- _What you need to do_:
Please output every line of the material as it stands, without the pictures.

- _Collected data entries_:
+++

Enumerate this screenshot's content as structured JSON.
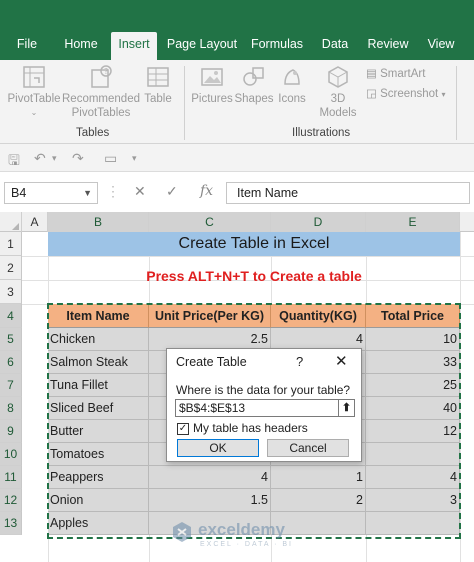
{
  "ribbon_tabs": [
    "File",
    "Home",
    "Insert",
    "Page Layout",
    "Formulas",
    "Data",
    "Review",
    "View"
  ],
  "active_tab": "Insert",
  "ribbon": {
    "pivottable": "PivotTable",
    "recommended_1": "Recommended",
    "recommended_2": "PivotTables",
    "table": "Table",
    "group_tables": "Tables",
    "pictures": "Pictures",
    "shapes": "Shapes",
    "icons": "Icons",
    "models_1": "3D",
    "models_2": "Models",
    "smartart": "SmartArt",
    "screenshot": "Screenshot",
    "group_illustrations": "Illustrations"
  },
  "formula_bar": {
    "name_box": "B4",
    "fx": "fx",
    "content": "Item Name"
  },
  "columns": [
    "A",
    "B",
    "C",
    "D",
    "E"
  ],
  "rows": [
    "1",
    "2",
    "3",
    "4",
    "5",
    "6",
    "7",
    "8",
    "9",
    "10",
    "11",
    "12",
    "13"
  ],
  "sheet": {
    "title": "Create Table in Excel",
    "instruction": "Press ALT+N+T to Create a table",
    "headers": [
      "Item Name",
      "Unit Price(Per KG)",
      "Quantity(KG)",
      "Total Price"
    ],
    "data_rows": [
      [
        "Chicken",
        "2.5",
        "4",
        "10"
      ],
      [
        "Salmon Steak",
        "",
        "",
        "33"
      ],
      [
        "Tuna Fillet",
        "",
        "",
        "25"
      ],
      [
        "Sliced Beef",
        "",
        "",
        "40"
      ],
      [
        "Butter",
        "",
        "",
        "12"
      ],
      [
        "Tomatoes",
        "",
        "",
        ""
      ],
      [
        "Peappers",
        "4",
        "1",
        "4"
      ],
      [
        "Onion",
        "1.5",
        "2",
        "3"
      ],
      [
        "Apples",
        "",
        "",
        ""
      ]
    ]
  },
  "dialog": {
    "title": "Create Table",
    "help": "?",
    "close": "✕",
    "question": "Where is the data for your table?",
    "range": "$B$4:$E$13",
    "collapse": "⬆",
    "check_mark": "✓",
    "headers_label": "My table has headers",
    "ok": "OK",
    "cancel": "Cancel",
    "headers_checked": true
  },
  "watermark": {
    "name": "exceldemy",
    "tagline": "EXCEL · DATA · BI"
  },
  "colors": {
    "excel_green": "#217346",
    "title_fill": "#9dc3e6",
    "header_fill": "#f4b183",
    "cell_fill": "#d9d9d9",
    "instruction_red": "#e02020"
  }
}
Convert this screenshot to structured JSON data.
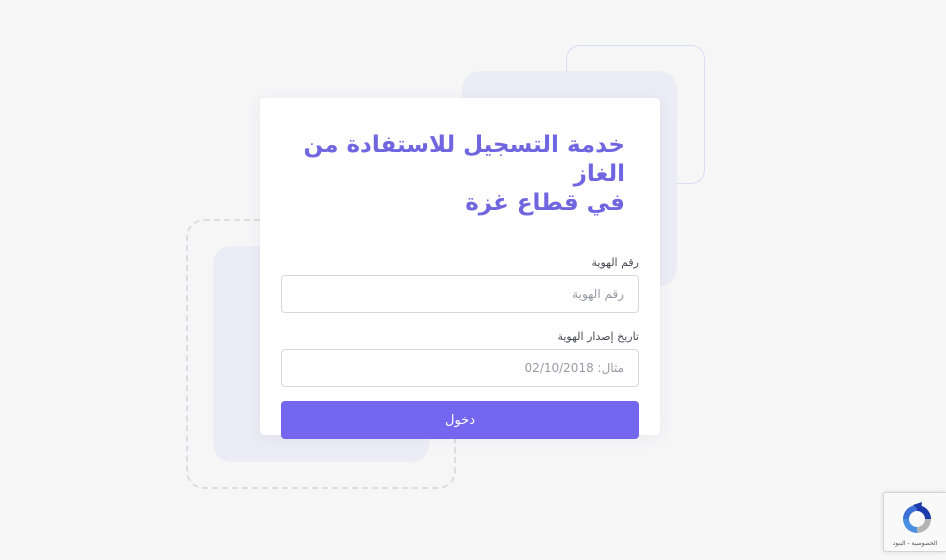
{
  "form": {
    "title_line1": "خدمة التسجيل للاستفادة من الغاز",
    "title_line2": "في قطاع غزة",
    "id_label": "رقم الهوية",
    "id_placeholder": "رقم الهوية",
    "id_value": "",
    "date_label": "تاريخ إصدار الهوية",
    "date_placeholder": "مثال: 02/10/2018",
    "date_value": "",
    "submit_label": "دخول"
  },
  "recaptcha": {
    "links_text": "الخصوصية - البنود",
    "icon": "recaptcha-icon"
  },
  "colors": {
    "accent": "#7367f0",
    "title": "#7066e0",
    "background": "#f6f6f7",
    "decor": "#ececf6"
  }
}
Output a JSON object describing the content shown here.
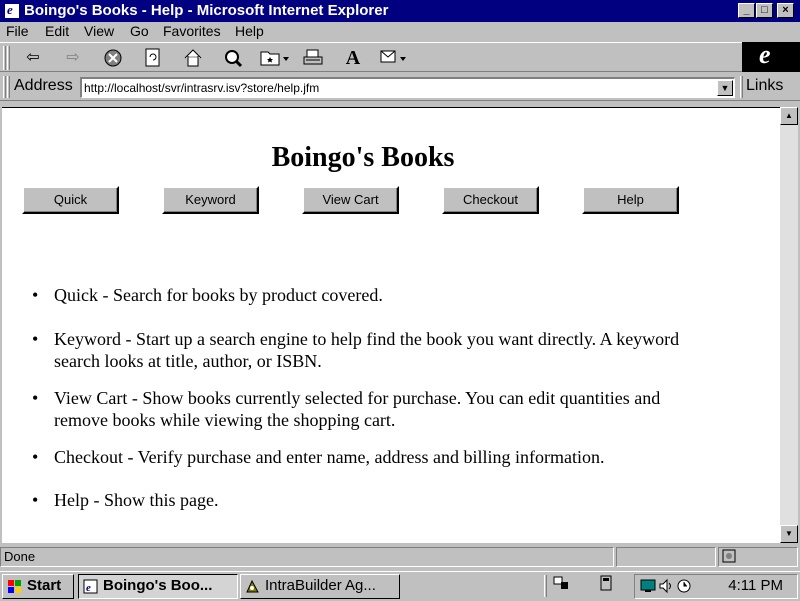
{
  "window": {
    "title": "Boingo's Books - Help - Microsoft Internet Explorer",
    "controls": {
      "minimize": "_",
      "maximize": "□",
      "close": "×"
    }
  },
  "menu": [
    "File",
    "Edit",
    "View",
    "Go",
    "Favorites",
    "Help"
  ],
  "toolbar_icons": [
    "back-icon",
    "forward-icon",
    "stop-icon",
    "refresh-icon",
    "home-icon",
    "search-icon",
    "favorites-icon",
    "print-icon",
    "font-icon",
    "mail-icon"
  ],
  "address": {
    "label": "Address",
    "url": "http://localhost/svr/intrasrv.isv?store/help.jfm",
    "links_label": "Links"
  },
  "page": {
    "title": "Boingo's Books",
    "nav_buttons": [
      "Quick",
      "Keyword",
      "View Cart",
      "Checkout",
      "Help"
    ],
    "help_items": [
      "Quick - Search for books by product covered.",
      "Keyword - Start up a search engine to help find the book you want directly. A keyword search looks at title, author, or ISBN.",
      "View Cart - Show books currently selected for purchase. You can edit quantities and remove books while viewing the shopping cart.",
      "Checkout - Verify purchase and enter name, address and billing information.",
      "Help - Show this page."
    ]
  },
  "status": {
    "text": "Done"
  },
  "taskbar": {
    "start": "Start",
    "tasks": [
      "Boingo's Boo...",
      "IntraBuilder Ag..."
    ],
    "clock": "4:11 PM"
  },
  "colors": {
    "titlebar": "#000080",
    "chrome": "#c0c0c0",
    "content_bg": "#ffffff"
  }
}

+++

- _Written response_:
Enumerate this screenshot's content as structured JSON.
{
  "ribbon_tabs": [
    "File",
    "Home",
    "Insert",
    "Page Layout",
    "Formulas",
    "Data",
    "Review",
    "View"
  ],
  "active_tab": "Insert",
  "ribbon": {
    "pivottable": "PivotTable",
    "recommended_1": "Recommended",
    "recommended_2": "PivotTables",
    "table": "Table",
    "group_tables": "Tables",
    "pictures": "Pictures",
    "shapes": "Shapes",
    "icons": "Icons",
    "models_1": "3D",
    "models_2": "Models",
    "smartart": "SmartArt",
    "screenshot": "Screenshot",
    "group_illustrations": "Illustrations"
  },
  "formula_bar": {
    "name_box": "B4",
    "fx": "fx",
    "content": "Item Name"
  },
  "columns": [
    "A",
    "B",
    "C",
    "D",
    "E"
  ],
  "rows": [
    "1",
    "2",
    "3",
    "4",
    "5",
    "6",
    "7",
    "8",
    "9",
    "10",
    "11",
    "12",
    "13"
  ],
  "sheet": {
    "title": "Create Table in Excel",
    "instruction": "Press ALT+N+T to Create a table",
    "headers": [
      "Item Name",
      "Unit Price(Per KG)",
      "Quantity(KG)",
      "Total Price"
    ],
    "data_rows": [
      [
        "Chicken",
        "2.5",
        "4",
        "10"
      ],
      [
        "Salmon Steak",
        "",
        "",
        "33"
      ],
      [
        "Tuna Fillet",
        "",
        "",
        "25"
      ],
      [
        "Sliced Beef",
        "",
        "",
        "40"
      ],
      [
        "Butter",
        "",
        "",
        "12"
      ],
      [
        "Tomatoes",
        "",
        "",
        ""
      ],
      [
        "Peappers",
        "4",
        "1",
        "4"
      ],
      [
        "Onion",
        "1.5",
        "2",
        "3"
      ],
      [
        "Apples",
        "",
        "",
        ""
      ]
    ]
  },
  "dialog": {
    "title": "Create Table",
    "help": "?",
    "close": "✕",
    "question": "Where is the data for your table?",
    "range": "$B$4:$E$13",
    "collapse": "⬆",
    "check_mark": "✓",
    "headers_label": "My table has headers",
    "ok": "OK",
    "cancel": "Cancel",
    "headers_checked": true
  },
  "watermark": {
    "name": "exceldemy",
    "tagline": "EXCEL · DATA · BI"
  },
  "colors": {
    "excel_green": "#217346",
    "title_fill": "#9dc3e6",
    "header_fill": "#f4b183",
    "cell_fill": "#d9d9d9",
    "instruction_red": "#e02020"
  }
}
Convert this screenshot to structured JSON data.
{
  "form": {
    "title_line1": "خدمة التسجيل للاستفادة من الغاز",
    "title_line2": "في قطاع غزة",
    "id_label": "رقم الهوية",
    "id_placeholder": "رقم الهوية",
    "id_value": "",
    "date_label": "تاريخ إصدار الهوية",
    "date_placeholder": "مثال: 02/10/2018",
    "date_value": "",
    "submit_label": "دخول"
  },
  "recaptcha": {
    "links_text": "الخصوصية - البنود",
    "icon": "recaptcha-icon"
  },
  "colors": {
    "accent": "#7367f0",
    "title": "#7066e0",
    "background": "#f6f6f7",
    "decor": "#ececf6"
  }
}
Output a JSON object describing the content shown here.
{
  "window": {
    "title": "Boingo's Books - Help - Microsoft Internet Explorer",
    "controls": {
      "minimize": "_",
      "maximize": "□",
      "close": "×"
    }
  },
  "menu": [
    "File",
    "Edit",
    "View",
    "Go",
    "Favorites",
    "Help"
  ],
  "toolbar_icons": [
    "back-icon",
    "forward-icon",
    "stop-icon",
    "refresh-icon",
    "home-icon",
    "search-icon",
    "favorites-icon",
    "print-icon",
    "font-icon",
    "mail-icon"
  ],
  "address": {
    "label": "Address",
    "url": "http://localhost/svr/intrasrv.isv?store/help.jfm",
    "links_label": "Links"
  },
  "page": {
    "title": "Boingo's Books",
    "nav_buttons": [
      "Quick",
      "Keyword",
      "View Cart",
      "Checkout",
      "Help"
    ],
    "help_items": [
      "Quick - Search for books by product covered.",
      "Keyword - Start up a search engine to help find the book you want directly. A keyword search looks at title, author, or ISBN.",
      "View Cart - Show books currently selected for purchase. You can edit quantities and remove books while viewing the shopping cart.",
      "Checkout - Verify purchase and enter name, address and billing information.",
      "Help - Show this page."
    ]
  },
  "status": {
    "text": "Done"
  },
  "taskbar": {
    "start": "Start",
    "tasks": [
      "Boingo's Boo...",
      "IntraBuilder Ag..."
    ],
    "clock": "4:11 PM"
  },
  "colors": {
    "titlebar": "#000080",
    "chrome": "#c0c0c0",
    "content_bg": "#ffffff"
  }
}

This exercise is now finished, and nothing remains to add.